▸ **INPUT MATERIAL**
◇ ◇ ◇ ◇ ◇

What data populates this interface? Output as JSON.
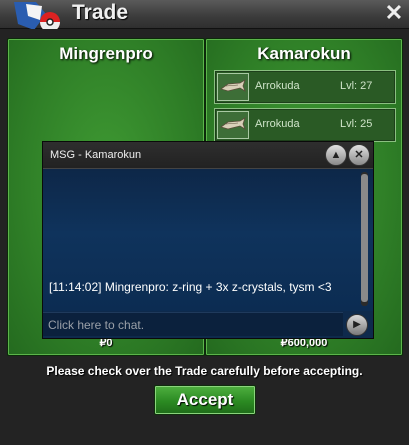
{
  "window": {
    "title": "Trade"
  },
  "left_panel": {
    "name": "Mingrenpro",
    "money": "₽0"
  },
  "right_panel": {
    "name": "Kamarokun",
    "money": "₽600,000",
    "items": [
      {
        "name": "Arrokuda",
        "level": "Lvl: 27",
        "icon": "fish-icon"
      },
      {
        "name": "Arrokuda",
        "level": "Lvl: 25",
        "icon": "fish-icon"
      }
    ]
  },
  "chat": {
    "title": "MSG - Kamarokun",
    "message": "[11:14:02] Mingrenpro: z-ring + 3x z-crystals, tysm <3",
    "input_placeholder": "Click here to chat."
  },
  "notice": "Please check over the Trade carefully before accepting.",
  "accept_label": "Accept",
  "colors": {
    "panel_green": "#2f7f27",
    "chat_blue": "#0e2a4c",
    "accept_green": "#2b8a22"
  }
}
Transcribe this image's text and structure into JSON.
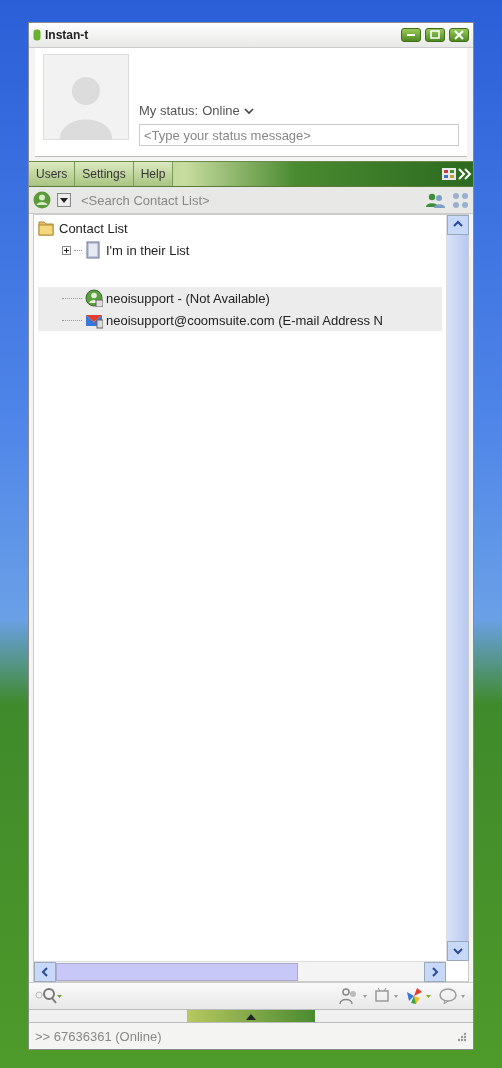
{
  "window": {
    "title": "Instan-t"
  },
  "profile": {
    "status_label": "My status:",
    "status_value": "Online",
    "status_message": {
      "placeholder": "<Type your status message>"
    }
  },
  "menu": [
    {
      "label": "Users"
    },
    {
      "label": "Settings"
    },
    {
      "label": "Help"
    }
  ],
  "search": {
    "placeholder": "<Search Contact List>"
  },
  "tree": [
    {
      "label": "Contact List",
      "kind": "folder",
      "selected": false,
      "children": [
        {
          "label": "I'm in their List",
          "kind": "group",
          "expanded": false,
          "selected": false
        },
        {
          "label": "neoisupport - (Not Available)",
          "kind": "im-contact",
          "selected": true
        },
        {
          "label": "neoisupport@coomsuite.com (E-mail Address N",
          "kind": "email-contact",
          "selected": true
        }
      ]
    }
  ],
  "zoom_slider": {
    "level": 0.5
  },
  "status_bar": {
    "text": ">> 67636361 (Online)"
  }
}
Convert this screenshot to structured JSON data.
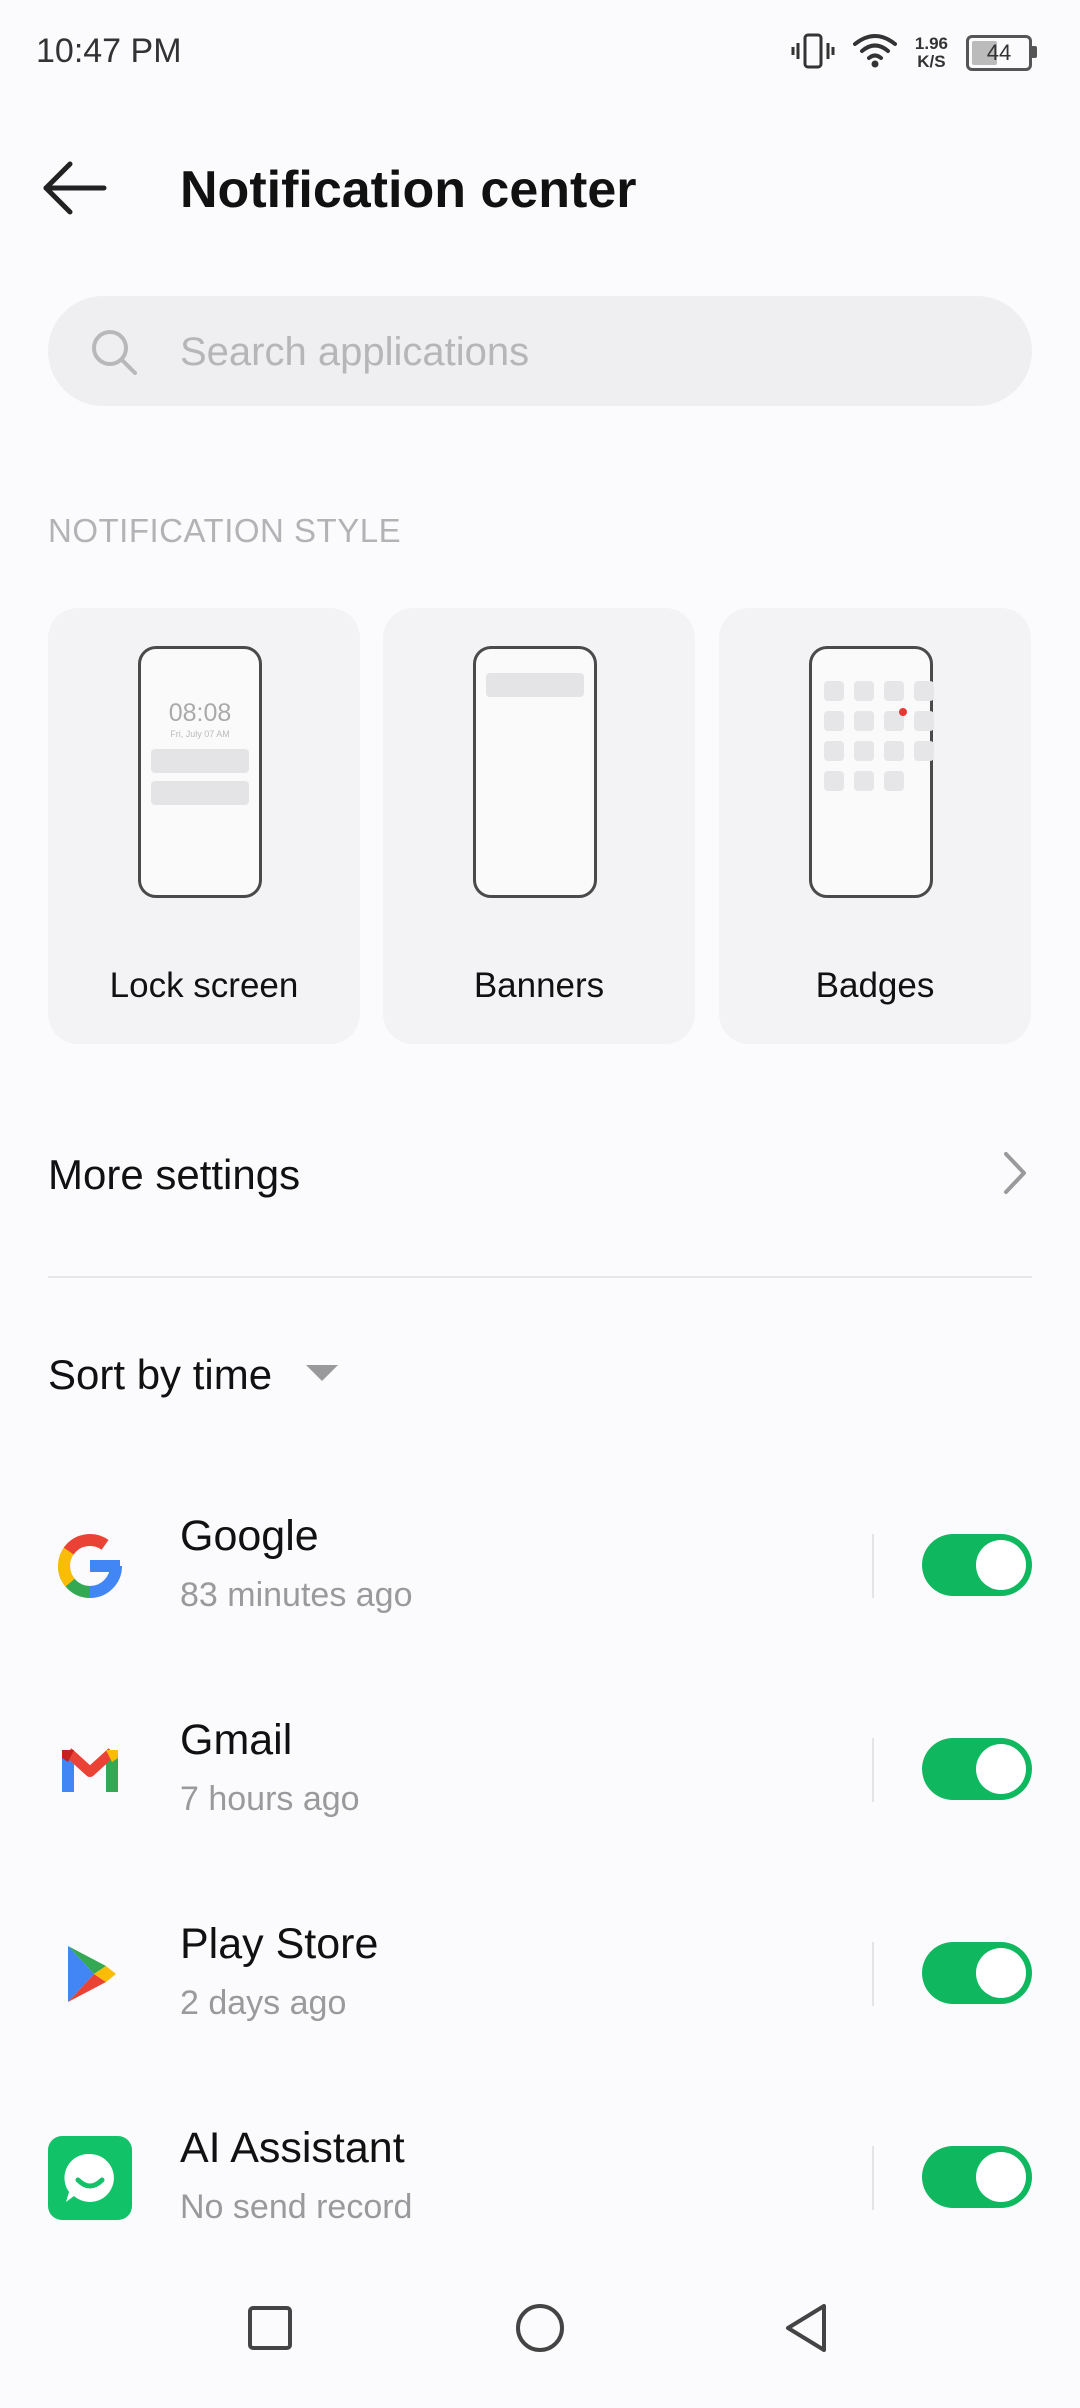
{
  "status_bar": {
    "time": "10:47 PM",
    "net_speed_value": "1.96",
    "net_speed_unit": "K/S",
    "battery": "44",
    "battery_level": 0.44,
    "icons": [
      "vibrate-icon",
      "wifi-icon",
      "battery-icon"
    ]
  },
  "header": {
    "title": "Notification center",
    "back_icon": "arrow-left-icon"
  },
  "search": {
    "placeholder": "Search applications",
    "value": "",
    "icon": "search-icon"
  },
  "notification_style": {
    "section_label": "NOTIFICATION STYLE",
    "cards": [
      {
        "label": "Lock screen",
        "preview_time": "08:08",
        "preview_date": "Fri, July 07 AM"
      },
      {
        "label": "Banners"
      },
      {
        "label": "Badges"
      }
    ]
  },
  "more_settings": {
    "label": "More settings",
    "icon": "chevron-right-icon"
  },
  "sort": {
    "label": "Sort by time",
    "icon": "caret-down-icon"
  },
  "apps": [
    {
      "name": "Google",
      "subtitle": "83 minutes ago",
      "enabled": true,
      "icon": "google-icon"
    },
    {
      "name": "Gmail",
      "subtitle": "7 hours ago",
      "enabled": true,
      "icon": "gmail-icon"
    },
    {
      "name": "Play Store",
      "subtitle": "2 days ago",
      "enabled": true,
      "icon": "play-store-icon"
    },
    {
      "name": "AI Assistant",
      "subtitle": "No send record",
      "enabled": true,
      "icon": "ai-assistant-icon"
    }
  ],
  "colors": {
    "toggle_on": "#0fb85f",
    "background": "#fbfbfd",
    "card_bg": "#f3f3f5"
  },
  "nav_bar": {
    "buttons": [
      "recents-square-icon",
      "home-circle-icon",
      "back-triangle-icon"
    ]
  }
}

◇ ◇ ◇ ◇ ◇

▸ **WHAT TO DO**
Leave the pictures out, and transcribe each of the records exactly.

▸ **FULL ANSWER**
What data populates this interface? Output as JSON.
{
  "window": {
    "title": "Trade"
  },
  "left_panel": {
    "name": "Mingrenpro",
    "money": "₽0"
  },
  "right_panel": {
    "name": "Kamarokun",
    "money": "₽600,000",
    "items": [
      {
        "name": "Arrokuda",
        "level": "Lvl: 27",
        "icon": "fish-icon"
      },
      {
        "name": "Arrokuda",
        "level": "Lvl: 25",
        "icon": "fish-icon"
      }
    ]
  },
  "chat": {
    "title": "MSG - Kamarokun",
    "message": "[11:14:02] Mingrenpro: z-ring + 3x z-crystals, tysm <3",
    "input_placeholder": "Click here to chat."
  },
  "notice": "Please check over the Trade carefully before accepting.",
  "accept_label": "Accept",
  "colors": {
    "panel_green": "#2f7f27",
    "chat_blue": "#0e2a4c",
    "accept_green": "#2b8a22"
  }
}
Transcribe this image's text and structure into JSON.
{
  "window": {
    "title": "Instan-t"
  },
  "profile": {
    "status_label": "My status:",
    "status_value": "Online",
    "status_message": {
      "placeholder": "<Type your status message>"
    }
  },
  "menu": [
    {
      "label": "Users"
    },
    {
      "label": "Settings"
    },
    {
      "label": "Help"
    }
  ],
  "search": {
    "placeholder": "<Search Contact List>"
  },
  "tree": [
    {
      "label": "Contact List",
      "kind": "folder",
      "selected": false,
      "children": [
        {
          "label": "I'm in their List",
          "kind": "group",
          "expanded": false,
          "selected": false
        },
        {
          "label": "neoisupport - (Not Available)",
          "kind": "im-contact",
          "selected": true
        },
        {
          "label": "neoisupport@coomsuite.com (E-mail Address N",
          "kind": "email-contact",
          "selected": true
        }
      ]
    }
  ],
  "zoom_slider": {
    "level": 0.5
  },
  "status_bar": {
    "text": ">> 67636361 (Online)"
  }
}
Convert this screenshot to structured JSON data.
{
  "status_bar": {
    "time": "10:47 PM",
    "net_speed_value": "1.96",
    "net_speed_unit": "K/S",
    "battery": "44",
    "battery_level": 0.44,
    "icons": [
      "vibrate-icon",
      "wifi-icon",
      "battery-icon"
    ]
  },
  "header": {
    "title": "Notification center",
    "back_icon": "arrow-left-icon"
  },
  "search": {
    "placeholder": "Search applications",
    "value": "",
    "icon": "search-icon"
  },
  "notification_style": {
    "section_label": "NOTIFICATION STYLE",
    "cards": [
      {
        "label": "Lock screen",
        "preview_time": "08:08",
        "preview_date": "Fri, July 07 AM"
      },
      {
        "label": "Banners"
      },
      {
        "label": "Badges"
      }
    ]
  },
  "more_settings": {
    "label": "More settings",
    "icon": "chevron-right-icon"
  },
  "sort": {
    "label": "Sort by time",
    "icon": "caret-down-icon"
  },
  "apps": [
    {
      "name": "Google",
      "subtitle": "83 minutes ago",
      "enabled": true,
      "icon": "google-icon"
    },
    {
      "name": "Gmail",
      "subtitle": "7 hours ago",
      "enabled": true,
      "icon": "gmail-icon"
    },
    {
      "name": "Play Store",
      "subtitle": "2 days ago",
      "enabled": true,
      "icon": "play-store-icon"
    },
    {
      "name": "AI Assistant",
      "subtitle": "No send record",
      "enabled": true,
      "icon": "ai-assistant-icon"
    }
  ],
  "colors": {
    "toggle_on": "#0fb85f",
    "background": "#fbfbfd",
    "card_bg": "#f3f3f5"
  },
  "nav_bar": {
    "buttons": [
      "recents-square-icon",
      "home-circle-icon",
      "back-triangle-icon"
    ]
  }
}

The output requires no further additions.